Output the full material exactly as it appears here.

Dataset excerpts
........

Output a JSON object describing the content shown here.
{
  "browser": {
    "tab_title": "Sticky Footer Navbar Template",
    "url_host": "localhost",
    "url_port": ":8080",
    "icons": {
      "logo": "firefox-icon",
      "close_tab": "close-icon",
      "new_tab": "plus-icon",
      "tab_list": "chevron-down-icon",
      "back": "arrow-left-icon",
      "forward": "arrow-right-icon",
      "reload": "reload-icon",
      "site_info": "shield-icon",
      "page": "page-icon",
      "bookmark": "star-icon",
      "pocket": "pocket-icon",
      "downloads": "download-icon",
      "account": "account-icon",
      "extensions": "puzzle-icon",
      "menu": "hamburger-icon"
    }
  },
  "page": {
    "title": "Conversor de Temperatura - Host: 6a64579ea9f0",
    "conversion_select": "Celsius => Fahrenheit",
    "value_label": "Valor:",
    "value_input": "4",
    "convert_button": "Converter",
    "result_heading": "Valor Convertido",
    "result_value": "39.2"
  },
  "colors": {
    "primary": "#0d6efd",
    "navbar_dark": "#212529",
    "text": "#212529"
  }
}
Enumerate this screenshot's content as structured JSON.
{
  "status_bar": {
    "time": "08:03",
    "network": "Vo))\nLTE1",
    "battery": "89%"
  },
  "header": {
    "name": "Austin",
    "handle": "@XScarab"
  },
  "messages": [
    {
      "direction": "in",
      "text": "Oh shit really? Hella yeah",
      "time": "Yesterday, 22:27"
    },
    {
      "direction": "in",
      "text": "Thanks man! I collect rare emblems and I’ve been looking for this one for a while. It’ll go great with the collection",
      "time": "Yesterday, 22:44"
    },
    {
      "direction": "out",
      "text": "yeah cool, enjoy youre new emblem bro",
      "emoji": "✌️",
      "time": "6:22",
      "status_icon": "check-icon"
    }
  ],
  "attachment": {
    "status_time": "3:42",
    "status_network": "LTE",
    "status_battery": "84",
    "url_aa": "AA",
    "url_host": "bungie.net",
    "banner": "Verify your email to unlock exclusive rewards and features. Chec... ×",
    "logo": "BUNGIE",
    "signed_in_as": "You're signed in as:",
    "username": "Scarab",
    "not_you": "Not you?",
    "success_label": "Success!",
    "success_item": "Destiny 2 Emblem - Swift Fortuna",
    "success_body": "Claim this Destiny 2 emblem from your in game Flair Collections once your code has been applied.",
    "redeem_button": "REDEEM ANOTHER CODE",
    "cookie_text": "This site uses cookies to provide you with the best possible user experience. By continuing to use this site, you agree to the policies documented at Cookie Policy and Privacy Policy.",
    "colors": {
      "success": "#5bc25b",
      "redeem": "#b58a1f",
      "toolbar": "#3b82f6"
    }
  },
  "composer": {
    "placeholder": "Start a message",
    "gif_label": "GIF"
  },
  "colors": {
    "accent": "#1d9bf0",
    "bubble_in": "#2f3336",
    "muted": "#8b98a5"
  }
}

........

### TASK RESULT
Output a JSON object describing the content shown here.
{
  "browser": {
    "tab_title": "Sticky Footer Navbar Template",
    "url_host": "localhost",
    "url_port": ":8080",
    "icons": {
      "logo": "firefox-icon",
      "close_tab": "close-icon",
      "new_tab": "plus-icon",
      "tab_list": "chevron-down-icon",
      "back": "arrow-left-icon",
      "forward": "arrow-right-icon",
      "reload": "reload-icon",
      "site_info": "shield-icon",
      "page": "page-icon",
      "bookmark": "star-icon",
      "pocket": "pocket-icon",
      "downloads": "download-icon",
      "account": "account-icon",
      "extensions": "puzzle-icon",
      "menu": "hamburger-icon"
    }
  },
  "page": {
    "title": "Conversor de Temperatura - Host: 6a64579ea9f0",
    "conversion_select": "Celsius => Fahrenheit",
    "value_label": "Valor:",
    "value_input": "4",
    "convert_button": "Converter",
    "result_heading": "Valor Convertido",
    "result_value": "39.2"
  },
  "colors": {
    "primary": "#0d6efd",
    "navbar_dark": "#212529",
    "text": "#212529"
  }
}
Enumerate this screenshot's content as structured JSON.
{
  "status_bar": {
    "time": "08:03",
    "network": "Vo))\nLTE1",
    "battery": "89%"
  },
  "header": {
    "name": "Austin",
    "handle": "@XScarab"
  },
  "messages": [
    {
      "direction": "in",
      "text": "Oh shit really? Hella yeah",
      "time": "Yesterday, 22:27"
    },
    {
      "direction": "in",
      "text": "Thanks man! I collect rare emblems and I’ve been looking for this one for a while. It’ll go great with the collection",
      "time": "Yesterday, 22:44"
    },
    {
      "direction": "out",
      "text": "yeah cool, enjoy youre new emblem bro",
      "emoji": "✌️",
      "time": "6:22",
      "status_icon": "check-icon"
    }
  ],
  "attachment": {
    "status_time": "3:42",
    "status_network": "LTE",
    "status_battery": "84",
    "url_aa": "AA",
    "url_host": "bungie.net",
    "banner": "Verify your email to unlock exclusive rewards and features. Chec... ×",
    "logo": "BUNGIE",
    "signed_in_as": "You're signed in as:",
    "username": "Scarab",
    "not_you": "Not you?",
    "success_label": "Success!",
    "success_item": "Destiny 2 Emblem - Swift Fortuna",
    "success_body": "Claim this Destiny 2 emblem from your in game Flair Collections once your code has been applied.",
    "redeem_button": "REDEEM ANOTHER CODE",
    "cookie_text": "This site uses cookies to provide you with the best possible user experience. By continuing to use this site, you agree to the policies documented at Cookie Policy and Privacy Policy.",
    "colors": {
      "success": "#5bc25b",
      "redeem": "#b58a1f",
      "toolbar": "#3b82f6"
    }
  },
  "composer": {
    "placeholder": "Start a message",
    "gif_label": "GIF"
  },
  "colors": {
    "accent": "#1d9bf0",
    "bubble_in": "#2f3336",
    "muted": "#8b98a5"
  }
}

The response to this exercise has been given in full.